### TASK TO COMPLETE
Transcribe each of the records below exactly, excluding all pictures.

### MATERIAL PROVIDED
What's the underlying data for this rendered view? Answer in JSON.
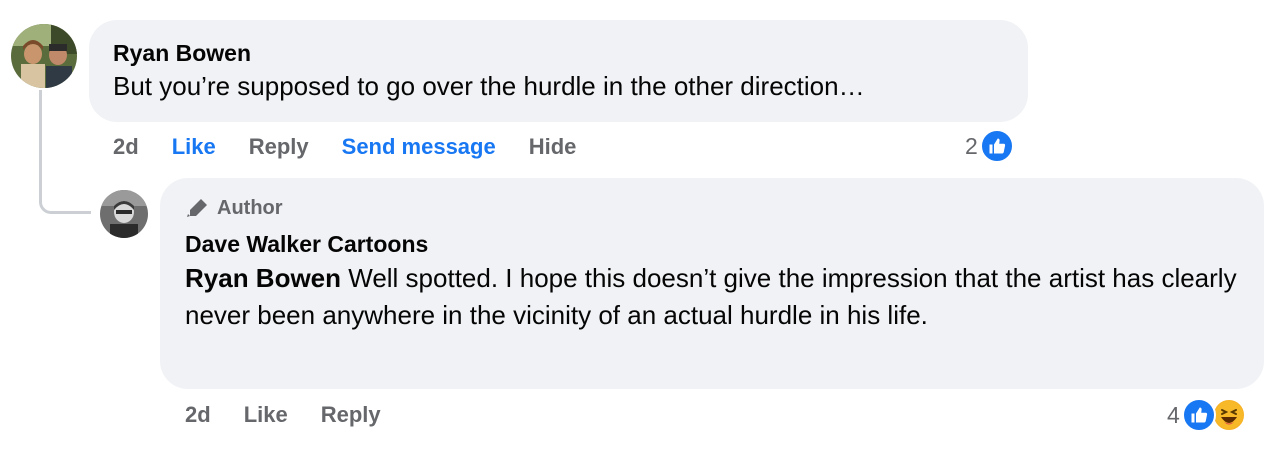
{
  "comment": {
    "author": "Ryan Bowen",
    "text": "But you’re supposed to go over the hurdle in the other direction…",
    "time": "2d",
    "like_label": "Like",
    "reply_label": "Reply",
    "send_message_label": "Send message",
    "hide_label": "Hide",
    "reaction_count": "2",
    "reactions": [
      "like-icon"
    ]
  },
  "reply": {
    "badge_label": "Author",
    "author": "Dave Walker Cartoons",
    "mention": "Ryan Bowen",
    "text": " Well spotted. I hope this doesn’t give the impression that the artist has clearly never been anywhere in the vicinity of an actual hurdle in his life.",
    "time": "2d",
    "like_label": "Like",
    "reply_label": "Reply",
    "reaction_count": "4",
    "reactions": [
      "like-icon",
      "haha-icon"
    ]
  },
  "colors": {
    "bubble": "#f0f2f5",
    "accent": "#1877f2",
    "muted": "#65676b"
  }
}
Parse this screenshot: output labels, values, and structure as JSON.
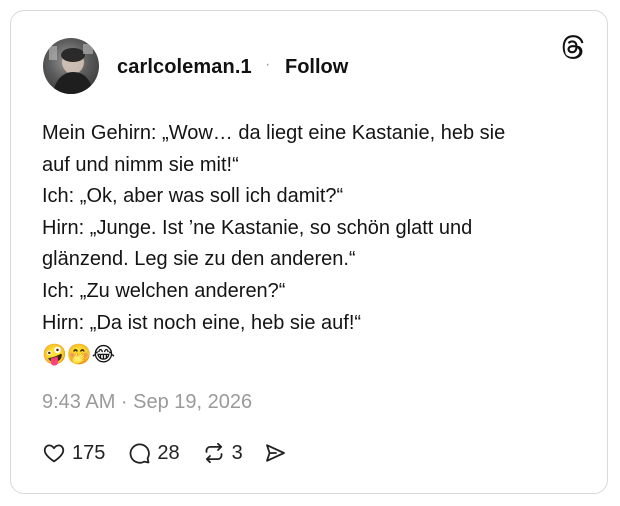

### RESPONSE
What's the underlying data for this rendered view? Answer in JSON.
{
  "comment": {
    "author": "Ryan Bowen",
    "text": "But you’re supposed to go over the hurdle in the other direction…",
    "time": "2d",
    "like_label": "Like",
    "reply_label": "Reply",
    "send_message_label": "Send message",
    "hide_label": "Hide",
    "reaction_count": "2",
    "reactions": [
      "like-icon"
    ]
  },
  "reply": {
    "badge_label": "Author",
    "author": "Dave Walker Cartoons",
    "mention": "Ryan Bowen",
    "text": " Well spotted. I hope this doesn’t give the impression that the artist has clearly never been anywhere in the vicinity of an actual hurdle in his life.",
    "time": "2d",
    "like_label": "Like",
    "reply_label": "Reply",
    "reaction_count": "4",
    "reactions": [
      "like-icon",
      "haha-icon"
    ]
  },
  "colors": {
    "bubble": "#f0f2f5",
    "accent": "#1877f2",
    "muted": "#65676b"
  }
}
Parse this screenshot: output labels, values, and structure as JSON.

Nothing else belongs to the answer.